• **INSTRUCTIONS FOR THE TASK**: Your task is to reproduce the entries below word for word.

• **Records contained in a dataset**:
"""

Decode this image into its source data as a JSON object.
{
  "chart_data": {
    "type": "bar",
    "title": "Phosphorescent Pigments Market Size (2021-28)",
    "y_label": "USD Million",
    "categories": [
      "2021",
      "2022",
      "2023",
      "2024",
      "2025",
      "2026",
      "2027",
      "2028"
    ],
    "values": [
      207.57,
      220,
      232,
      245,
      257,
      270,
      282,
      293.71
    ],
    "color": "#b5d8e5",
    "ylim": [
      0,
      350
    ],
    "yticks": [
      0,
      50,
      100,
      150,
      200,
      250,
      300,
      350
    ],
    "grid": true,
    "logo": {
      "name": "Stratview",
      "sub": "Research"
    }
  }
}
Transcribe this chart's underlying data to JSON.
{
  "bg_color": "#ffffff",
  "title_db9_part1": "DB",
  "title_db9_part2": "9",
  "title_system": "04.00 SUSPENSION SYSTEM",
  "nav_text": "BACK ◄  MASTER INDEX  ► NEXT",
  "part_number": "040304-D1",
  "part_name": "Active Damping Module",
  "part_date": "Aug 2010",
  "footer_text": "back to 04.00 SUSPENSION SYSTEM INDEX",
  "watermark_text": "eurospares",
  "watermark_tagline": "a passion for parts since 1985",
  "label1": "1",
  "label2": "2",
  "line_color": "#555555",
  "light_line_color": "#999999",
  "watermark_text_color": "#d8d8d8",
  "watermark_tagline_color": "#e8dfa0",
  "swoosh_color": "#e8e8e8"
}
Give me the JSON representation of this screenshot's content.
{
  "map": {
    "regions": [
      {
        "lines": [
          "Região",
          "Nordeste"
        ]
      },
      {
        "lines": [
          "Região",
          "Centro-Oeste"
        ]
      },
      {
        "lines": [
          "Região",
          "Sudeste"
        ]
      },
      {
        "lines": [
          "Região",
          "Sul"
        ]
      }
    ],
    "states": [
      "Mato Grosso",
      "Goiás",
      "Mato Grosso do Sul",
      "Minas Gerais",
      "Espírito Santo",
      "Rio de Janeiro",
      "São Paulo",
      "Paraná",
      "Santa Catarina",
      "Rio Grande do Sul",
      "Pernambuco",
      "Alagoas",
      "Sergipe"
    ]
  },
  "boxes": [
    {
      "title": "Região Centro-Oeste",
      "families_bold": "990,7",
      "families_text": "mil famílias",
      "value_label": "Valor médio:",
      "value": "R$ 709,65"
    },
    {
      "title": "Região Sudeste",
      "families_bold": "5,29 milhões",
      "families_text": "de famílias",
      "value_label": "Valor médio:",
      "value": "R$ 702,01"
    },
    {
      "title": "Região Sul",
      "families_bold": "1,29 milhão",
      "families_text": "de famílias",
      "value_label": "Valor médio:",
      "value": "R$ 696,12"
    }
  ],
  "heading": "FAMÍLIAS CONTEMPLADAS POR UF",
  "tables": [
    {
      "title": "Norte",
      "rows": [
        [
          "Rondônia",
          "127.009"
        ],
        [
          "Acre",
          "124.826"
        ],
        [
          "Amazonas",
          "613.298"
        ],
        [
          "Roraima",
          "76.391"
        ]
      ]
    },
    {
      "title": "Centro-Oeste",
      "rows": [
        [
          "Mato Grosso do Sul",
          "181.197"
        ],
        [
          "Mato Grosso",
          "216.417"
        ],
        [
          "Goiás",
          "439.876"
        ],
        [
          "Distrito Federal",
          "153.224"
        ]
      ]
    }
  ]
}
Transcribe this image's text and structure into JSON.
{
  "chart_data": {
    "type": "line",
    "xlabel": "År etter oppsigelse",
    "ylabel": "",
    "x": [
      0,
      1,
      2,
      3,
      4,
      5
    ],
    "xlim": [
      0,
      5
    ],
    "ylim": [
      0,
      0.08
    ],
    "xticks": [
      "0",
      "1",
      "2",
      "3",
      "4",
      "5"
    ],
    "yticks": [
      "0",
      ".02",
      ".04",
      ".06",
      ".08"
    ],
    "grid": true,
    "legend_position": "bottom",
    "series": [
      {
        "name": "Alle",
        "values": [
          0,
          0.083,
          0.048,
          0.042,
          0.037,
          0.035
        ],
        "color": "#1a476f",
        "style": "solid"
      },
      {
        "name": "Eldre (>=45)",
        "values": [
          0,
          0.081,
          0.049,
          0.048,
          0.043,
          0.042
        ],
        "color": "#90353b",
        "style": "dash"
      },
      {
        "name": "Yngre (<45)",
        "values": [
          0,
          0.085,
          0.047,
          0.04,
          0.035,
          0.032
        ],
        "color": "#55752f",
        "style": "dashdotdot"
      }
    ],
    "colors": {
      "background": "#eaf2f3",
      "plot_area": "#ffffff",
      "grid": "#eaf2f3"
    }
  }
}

"""

• **SOLUTION FOR THIS TASK**:
Decode this image into its source data as a JSON object.
{
  "chart_data": {
    "type": "bar",
    "title": "Phosphorescent Pigments Market Size (2021-28)",
    "y_label": "USD Million",
    "categories": [
      "2021",
      "2022",
      "2023",
      "2024",
      "2025",
      "2026",
      "2027",
      "2028"
    ],
    "values": [
      207.57,
      220,
      232,
      245,
      257,
      270,
      282,
      293.71
    ],
    "color": "#b5d8e5",
    "ylim": [
      0,
      350
    ],
    "yticks": [
      0,
      50,
      100,
      150,
      200,
      250,
      300,
      350
    ],
    "grid": true,
    "logo": {
      "name": "Stratview",
      "sub": "Research"
    }
  }
}
Transcribe this chart's underlying data to JSON.
{
  "bg_color": "#ffffff",
  "title_db9_part1": "DB",
  "title_db9_part2": "9",
  "title_system": "04.00 SUSPENSION SYSTEM",
  "nav_text": "BACK ◄  MASTER INDEX  ► NEXT",
  "part_number": "040304-D1",
  "part_name": "Active Damping Module",
  "part_date": "Aug 2010",
  "footer_text": "back to 04.00 SUSPENSION SYSTEM INDEX",
  "watermark_text": "eurospares",
  "watermark_tagline": "a passion for parts since 1985",
  "label1": "1",
  "label2": "2",
  "line_color": "#555555",
  "light_line_color": "#999999",
  "watermark_text_color": "#d8d8d8",
  "watermark_tagline_color": "#e8dfa0",
  "swoosh_color": "#e8e8e8"
}
Give me the JSON representation of this screenshot's content.
{
  "map": {
    "regions": [
      {
        "lines": [
          "Região",
          "Nordeste"
        ]
      },
      {
        "lines": [
          "Região",
          "Centro-Oeste"
        ]
      },
      {
        "lines": [
          "Região",
          "Sudeste"
        ]
      },
      {
        "lines": [
          "Região",
          "Sul"
        ]
      }
    ],
    "states": [
      "Mato Grosso",
      "Goiás",
      "Mato Grosso do Sul",
      "Minas Gerais",
      "Espírito Santo",
      "Rio de Janeiro",
      "São Paulo",
      "Paraná",
      "Santa Catarina",
      "Rio Grande do Sul",
      "Pernambuco",
      "Alagoas",
      "Sergipe"
    ]
  },
  "boxes": [
    {
      "title": "Região Centro-Oeste",
      "families_bold": "990,7",
      "families_text": "mil famílias",
      "value_label": "Valor médio:",
      "value": "R$ 709,65"
    },
    {
      "title": "Região Sudeste",
      "families_bold": "5,29 milhões",
      "families_text": "de famílias",
      "value_label": "Valor médio:",
      "value": "R$ 702,01"
    },
    {
      "title": "Região Sul",
      "families_bold": "1,29 milhão",
      "families_text": "de famílias",
      "value_label": "Valor médio:",
      "value": "R$ 696,12"
    }
  ],
  "heading": "FAMÍLIAS CONTEMPLADAS POR UF",
  "tables": [
    {
      "title": "Norte",
      "rows": [
        [
          "Rondônia",
          "127.009"
        ],
        [
          "Acre",
          "124.826"
        ],
        [
          "Amazonas",
          "613.298"
        ],
        [
          "Roraima",
          "76.391"
        ]
      ]
    },
    {
      "title": "Centro-Oeste",
      "rows": [
        [
          "Mato Grosso do Sul",
          "181.197"
        ],
        [
          "Mato Grosso",
          "216.417"
        ],
        [
          "Goiás",
          "439.876"
        ],
        [
          "Distrito Federal",
          "153.224"
        ]
      ]
    }
  ]
}
Transcribe this image's text and structure into JSON.
{
  "chart_data": {
    "type": "line",
    "xlabel": "År etter oppsigelse",
    "ylabel": "",
    "x": [
      0,
      1,
      2,
      3,
      4,
      5
    ],
    "xlim": [
      0,
      5
    ],
    "ylim": [
      0,
      0.08
    ],
    "xticks": [
      "0",
      "1",
      "2",
      "3",
      "4",
      "5"
    ],
    "yticks": [
      "0",
      ".02",
      ".04",
      ".06",
      ".08"
    ],
    "grid": true,
    "legend_position": "bottom",
    "series": [
      {
        "name": "Alle",
        "values": [
          0,
          0.083,
          0.048,
          0.042,
          0.037,
          0.035
        ],
        "color": "#1a476f",
        "style": "solid"
      },
      {
        "name": "Eldre (>=45)",
        "values": [
          0,
          0.081,
          0.049,
          0.048,
          0.043,
          0.042
        ],
        "color": "#90353b",
        "style": "dash"
      },
      {
        "name": "Yngre (<45)",
        "values": [
          0,
          0.085,
          0.047,
          0.04,
          0.035,
          0.032
        ],
        "color": "#55752f",
        "style": "dashdotdot"
      }
    ],
    "colors": {
      "background": "#eaf2f3",
      "plot_area": "#ffffff",
      "grid": "#eaf2f3"
    }
  }
}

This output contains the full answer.